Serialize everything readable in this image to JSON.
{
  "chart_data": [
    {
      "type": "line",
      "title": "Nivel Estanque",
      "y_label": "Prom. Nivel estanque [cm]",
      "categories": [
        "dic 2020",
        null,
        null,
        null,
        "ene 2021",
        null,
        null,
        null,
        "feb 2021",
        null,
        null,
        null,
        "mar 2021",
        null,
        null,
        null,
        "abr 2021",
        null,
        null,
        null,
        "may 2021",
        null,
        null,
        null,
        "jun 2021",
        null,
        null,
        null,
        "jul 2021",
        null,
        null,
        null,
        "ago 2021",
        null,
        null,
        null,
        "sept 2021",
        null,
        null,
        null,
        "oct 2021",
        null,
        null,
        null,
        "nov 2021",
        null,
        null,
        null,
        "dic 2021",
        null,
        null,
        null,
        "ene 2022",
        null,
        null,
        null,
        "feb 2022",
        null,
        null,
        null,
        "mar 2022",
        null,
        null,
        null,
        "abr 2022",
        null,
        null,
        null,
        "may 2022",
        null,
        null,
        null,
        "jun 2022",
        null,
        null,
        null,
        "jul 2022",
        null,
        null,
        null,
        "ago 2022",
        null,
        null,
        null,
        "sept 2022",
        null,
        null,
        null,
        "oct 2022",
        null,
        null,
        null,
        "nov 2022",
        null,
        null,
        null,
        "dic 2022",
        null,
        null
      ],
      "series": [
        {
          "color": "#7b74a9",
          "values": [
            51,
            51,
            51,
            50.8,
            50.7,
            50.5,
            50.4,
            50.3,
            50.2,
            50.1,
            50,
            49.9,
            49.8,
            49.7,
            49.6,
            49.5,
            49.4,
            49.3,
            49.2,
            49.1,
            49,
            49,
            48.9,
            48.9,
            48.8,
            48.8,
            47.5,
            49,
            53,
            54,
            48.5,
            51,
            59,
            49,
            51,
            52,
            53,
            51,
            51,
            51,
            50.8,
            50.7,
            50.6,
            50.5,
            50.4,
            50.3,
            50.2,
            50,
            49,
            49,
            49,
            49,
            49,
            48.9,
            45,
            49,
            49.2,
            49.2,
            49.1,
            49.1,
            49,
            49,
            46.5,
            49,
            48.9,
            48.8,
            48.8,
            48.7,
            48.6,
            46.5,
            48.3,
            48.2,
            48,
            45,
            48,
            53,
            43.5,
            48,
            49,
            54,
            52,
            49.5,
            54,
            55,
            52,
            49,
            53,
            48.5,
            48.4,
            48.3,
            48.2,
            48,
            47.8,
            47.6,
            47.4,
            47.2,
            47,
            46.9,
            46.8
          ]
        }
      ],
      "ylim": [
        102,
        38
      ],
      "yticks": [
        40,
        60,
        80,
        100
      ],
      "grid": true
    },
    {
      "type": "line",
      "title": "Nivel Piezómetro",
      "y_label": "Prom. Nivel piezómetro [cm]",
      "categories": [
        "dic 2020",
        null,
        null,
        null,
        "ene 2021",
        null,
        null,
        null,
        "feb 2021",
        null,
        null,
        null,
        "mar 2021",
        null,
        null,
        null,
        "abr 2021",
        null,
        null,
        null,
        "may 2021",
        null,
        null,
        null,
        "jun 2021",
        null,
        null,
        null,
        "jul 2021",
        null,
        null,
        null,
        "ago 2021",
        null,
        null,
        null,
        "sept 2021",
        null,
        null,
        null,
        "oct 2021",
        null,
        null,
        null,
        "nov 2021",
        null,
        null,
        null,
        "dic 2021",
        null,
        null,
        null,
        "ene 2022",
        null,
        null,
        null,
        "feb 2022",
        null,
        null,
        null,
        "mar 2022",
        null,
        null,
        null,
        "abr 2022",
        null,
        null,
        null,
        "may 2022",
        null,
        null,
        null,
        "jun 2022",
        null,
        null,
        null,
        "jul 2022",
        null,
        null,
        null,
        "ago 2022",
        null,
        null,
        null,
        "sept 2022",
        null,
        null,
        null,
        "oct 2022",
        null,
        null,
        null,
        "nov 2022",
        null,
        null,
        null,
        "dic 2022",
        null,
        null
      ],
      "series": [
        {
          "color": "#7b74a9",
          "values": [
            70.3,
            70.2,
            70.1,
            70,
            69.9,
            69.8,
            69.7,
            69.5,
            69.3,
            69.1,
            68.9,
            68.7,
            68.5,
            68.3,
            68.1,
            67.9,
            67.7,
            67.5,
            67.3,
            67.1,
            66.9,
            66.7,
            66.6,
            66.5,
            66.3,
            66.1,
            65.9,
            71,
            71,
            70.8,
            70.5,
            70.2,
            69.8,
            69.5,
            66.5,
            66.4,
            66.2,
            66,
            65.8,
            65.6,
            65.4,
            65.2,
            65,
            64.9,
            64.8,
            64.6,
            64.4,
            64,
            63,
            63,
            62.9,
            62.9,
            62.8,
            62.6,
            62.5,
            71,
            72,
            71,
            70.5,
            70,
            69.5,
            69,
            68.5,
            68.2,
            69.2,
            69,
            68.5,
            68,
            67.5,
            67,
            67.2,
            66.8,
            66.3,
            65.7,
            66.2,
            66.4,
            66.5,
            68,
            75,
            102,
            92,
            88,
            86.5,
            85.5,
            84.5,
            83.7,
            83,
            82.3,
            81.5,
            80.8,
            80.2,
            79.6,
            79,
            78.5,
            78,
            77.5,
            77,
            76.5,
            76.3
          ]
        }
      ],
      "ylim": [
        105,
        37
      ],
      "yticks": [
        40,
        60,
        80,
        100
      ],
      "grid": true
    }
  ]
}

-=-=-=-=-

▶ What this task involves: The entries above should be repeated exactly, every one of them.

▶ Exercise result:
Serialize everything readable in this image to JSON.
{
  "chart_data": [
    {
      "type": "line",
      "title": "Nivel Estanque",
      "y_label": "Prom. Nivel estanque [cm]",
      "categories": [
        "dic 2020",
        null,
        null,
        null,
        "ene 2021",
        null,
        null,
        null,
        "feb 2021",
        null,
        null,
        null,
        "mar 2021",
        null,
        null,
        null,
        "abr 2021",
        null,
        null,
        null,
        "may 2021",
        null,
        null,
        null,
        "jun 2021",
        null,
        null,
        null,
        "jul 2021",
        null,
        null,
        null,
        "ago 2021",
        null,
        null,
        null,
        "sept 2021",
        null,
        null,
        null,
        "oct 2021",
        null,
        null,
        null,
        "nov 2021",
        null,
        null,
        null,
        "dic 2021",
        null,
        null,
        null,
        "ene 2022",
        null,
        null,
        null,
        "feb 2022",
        null,
        null,
        null,
        "mar 2022",
        null,
        null,
        null,
        "abr 2022",
        null,
        null,
        null,
        "may 2022",
        null,
        null,
        null,
        "jun 2022",
        null,
        null,
        null,
        "jul 2022",
        null,
        null,
        null,
        "ago 2022",
        null,
        null,
        null,
        "sept 2022",
        null,
        null,
        null,
        "oct 2022",
        null,
        null,
        null,
        "nov 2022",
        null,
        null,
        null,
        "dic 2022",
        null,
        null
      ],
      "series": [
        {
          "color": "#7b74a9",
          "values": [
            51,
            51,
            51,
            50.8,
            50.7,
            50.5,
            50.4,
            50.3,
            50.2,
            50.1,
            50,
            49.9,
            49.8,
            49.7,
            49.6,
            49.5,
            49.4,
            49.3,
            49.2,
            49.1,
            49,
            49,
            48.9,
            48.9,
            48.8,
            48.8,
            47.5,
            49,
            53,
            54,
            48.5,
            51,
            59,
            49,
            51,
            52,
            53,
            51,
            51,
            51,
            50.8,
            50.7,
            50.6,
            50.5,
            50.4,
            50.3,
            50.2,
            50,
            49,
            49,
            49,
            49,
            49,
            48.9,
            45,
            49,
            49.2,
            49.2,
            49.1,
            49.1,
            49,
            49,
            46.5,
            49,
            48.9,
            48.8,
            48.8,
            48.7,
            48.6,
            46.5,
            48.3,
            48.2,
            48,
            45,
            48,
            53,
            43.5,
            48,
            49,
            54,
            52,
            49.5,
            54,
            55,
            52,
            49,
            53,
            48.5,
            48.4,
            48.3,
            48.2,
            48,
            47.8,
            47.6,
            47.4,
            47.2,
            47,
            46.9,
            46.8
          ]
        }
      ],
      "ylim": [
        102,
        38
      ],
      "yticks": [
        40,
        60,
        80,
        100
      ],
      "grid": true
    },
    {
      "type": "line",
      "title": "Nivel Piezómetro",
      "y_label": "Prom. Nivel piezómetro [cm]",
      "categories": [
        "dic 2020",
        null,
        null,
        null,
        "ene 2021",
        null,
        null,
        null,
        "feb 2021",
        null,
        null,
        null,
        "mar 2021",
        null,
        null,
        null,
        "abr 2021",
        null,
        null,
        null,
        "may 2021",
        null,
        null,
        null,
        "jun 2021",
        null,
        null,
        null,
        "jul 2021",
        null,
        null,
        null,
        "ago 2021",
        null,
        null,
        null,
        "sept 2021",
        null,
        null,
        null,
        "oct 2021",
        null,
        null,
        null,
        "nov 2021",
        null,
        null,
        null,
        "dic 2021",
        null,
        null,
        null,
        "ene 2022",
        null,
        null,
        null,
        "feb 2022",
        null,
        null,
        null,
        "mar 2022",
        null,
        null,
        null,
        "abr 2022",
        null,
        null,
        null,
        "may 2022",
        null,
        null,
        null,
        "jun 2022",
        null,
        null,
        null,
        "jul 2022",
        null,
        null,
        null,
        "ago 2022",
        null,
        null,
        null,
        "sept 2022",
        null,
        null,
        null,
        "oct 2022",
        null,
        null,
        null,
        "nov 2022",
        null,
        null,
        null,
        "dic 2022",
        null,
        null
      ],
      "series": [
        {
          "color": "#7b74a9",
          "values": [
            70.3,
            70.2,
            70.1,
            70,
            69.9,
            69.8,
            69.7,
            69.5,
            69.3,
            69.1,
            68.9,
            68.7,
            68.5,
            68.3,
            68.1,
            67.9,
            67.7,
            67.5,
            67.3,
            67.1,
            66.9,
            66.7,
            66.6,
            66.5,
            66.3,
            66.1,
            65.9,
            71,
            71,
            70.8,
            70.5,
            70.2,
            69.8,
            69.5,
            66.5,
            66.4,
            66.2,
            66,
            65.8,
            65.6,
            65.4,
            65.2,
            65,
            64.9,
            64.8,
            64.6,
            64.4,
            64,
            63,
            63,
            62.9,
            62.9,
            62.8,
            62.6,
            62.5,
            71,
            72,
            71,
            70.5,
            70,
            69.5,
            69,
            68.5,
            68.2,
            69.2,
            69,
            68.5,
            68,
            67.5,
            67,
            67.2,
            66.8,
            66.3,
            65.7,
            66.2,
            66.4,
            66.5,
            68,
            75,
            102,
            92,
            88,
            86.5,
            85.5,
            84.5,
            83.7,
            83,
            82.3,
            81.5,
            80.8,
            80.2,
            79.6,
            79,
            78.5,
            78,
            77.5,
            77,
            76.5,
            76.3
          ]
        }
      ],
      "ylim": [
        105,
        37
      ],
      "yticks": [
        40,
        60,
        80,
        100
      ],
      "grid": true
    }
  ]
}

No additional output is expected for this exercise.